Compensation of Primary Abnormality / Mixed Process
Compensation by the bicarbonate buffer.
- Respiratory compensation (adjustment of ventilation) occurs quickly for metabolic disorders
- Metabolic compensation (production or removal of bicarbonate) occurs gradually, resulting in different levels of expected compensation for acute and chronic scenarios
Expected Compensation
Metabolic acidosis
- Expected PaCO2 = (1.5 x HCO3) + 8
- Shortcut: first 2 digits after decimal of pH
Metabolic alkalosis - Expected PaCO2 = (0.75 x HCO3) + 20
Respiratory acidosis
| Compensation | PaCO2 above 40 mmHg | Expected HCO3 increase |
|---|---|---|
| Acute | 10 mmHg | 1 mmol/L |
| Chronic | 10 mmHg | 4 mmol/L |
| Respiratory alkalosis |
| Compensation | PaCO2 below 40 mmHg | Expected HCO3 decrease |
|---|---|---|
| Acute | 10 mmHg | 2 mmol/L |
| Chronic | 10 mmHg | 5 mmol/L |
Mixed Blood Gas Disorder
In cases where both the PaCO2 and HCO3 pushes/pulls the equilibrium in the same direction (eg. elevated PaCO2 and decreased HCO3), the disorder is said to be mixed.
Metabolic Acidosis: Anion Gap (+ Osmolar Gap)

******************************

EXERCISE GOAL
Using the acid-base compensation text, answer each question.
(a) What is the formula for expected PaCO2 in metabolic alkalosis?
(b) In chronic respiratory acidosis, how much is HCO3 expected to increase for each 10 mmHg that PaCO2 rises above 40 mmHg?
(c) What is a disorder called when PaCO2 and HCO3 both push or pull the equilibrium in the same direction?
The records have nothing to do with the acid-base compensation text above.

******************************

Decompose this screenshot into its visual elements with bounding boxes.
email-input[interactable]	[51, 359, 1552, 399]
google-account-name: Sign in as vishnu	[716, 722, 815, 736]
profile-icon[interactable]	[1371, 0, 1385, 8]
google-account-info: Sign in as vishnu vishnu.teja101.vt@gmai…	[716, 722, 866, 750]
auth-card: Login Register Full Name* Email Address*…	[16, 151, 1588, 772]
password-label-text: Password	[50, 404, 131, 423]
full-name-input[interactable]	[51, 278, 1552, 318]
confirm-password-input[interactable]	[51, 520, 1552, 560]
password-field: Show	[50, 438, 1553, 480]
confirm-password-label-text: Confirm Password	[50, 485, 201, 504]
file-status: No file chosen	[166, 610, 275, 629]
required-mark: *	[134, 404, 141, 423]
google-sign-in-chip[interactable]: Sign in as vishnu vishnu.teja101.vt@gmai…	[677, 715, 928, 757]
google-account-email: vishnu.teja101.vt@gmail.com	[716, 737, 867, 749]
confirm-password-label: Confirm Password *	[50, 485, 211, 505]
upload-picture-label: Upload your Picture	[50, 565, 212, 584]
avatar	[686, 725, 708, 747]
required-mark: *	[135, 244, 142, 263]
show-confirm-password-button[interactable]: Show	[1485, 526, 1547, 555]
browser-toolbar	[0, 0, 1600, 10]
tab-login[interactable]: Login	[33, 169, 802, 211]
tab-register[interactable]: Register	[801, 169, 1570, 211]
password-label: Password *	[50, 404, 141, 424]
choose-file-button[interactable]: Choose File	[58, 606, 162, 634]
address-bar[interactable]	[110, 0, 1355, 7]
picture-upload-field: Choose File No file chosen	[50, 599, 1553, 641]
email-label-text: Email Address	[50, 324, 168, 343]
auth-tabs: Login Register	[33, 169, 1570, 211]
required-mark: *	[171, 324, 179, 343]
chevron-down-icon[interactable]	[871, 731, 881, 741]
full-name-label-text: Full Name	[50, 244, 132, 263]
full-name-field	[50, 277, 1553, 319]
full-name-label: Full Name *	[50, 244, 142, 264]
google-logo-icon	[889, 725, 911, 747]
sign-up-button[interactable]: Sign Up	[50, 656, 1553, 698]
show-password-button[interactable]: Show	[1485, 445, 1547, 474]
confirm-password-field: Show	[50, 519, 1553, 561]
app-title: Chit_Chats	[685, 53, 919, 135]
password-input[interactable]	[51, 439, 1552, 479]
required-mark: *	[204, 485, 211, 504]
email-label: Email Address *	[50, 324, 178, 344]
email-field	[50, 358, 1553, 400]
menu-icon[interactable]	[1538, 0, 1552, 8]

******************************

TASK RESPONSE
(a) Expected PaCO2 = (0.75 x HCO3) + 20
(b) 4 mmol/L
(c) Mixed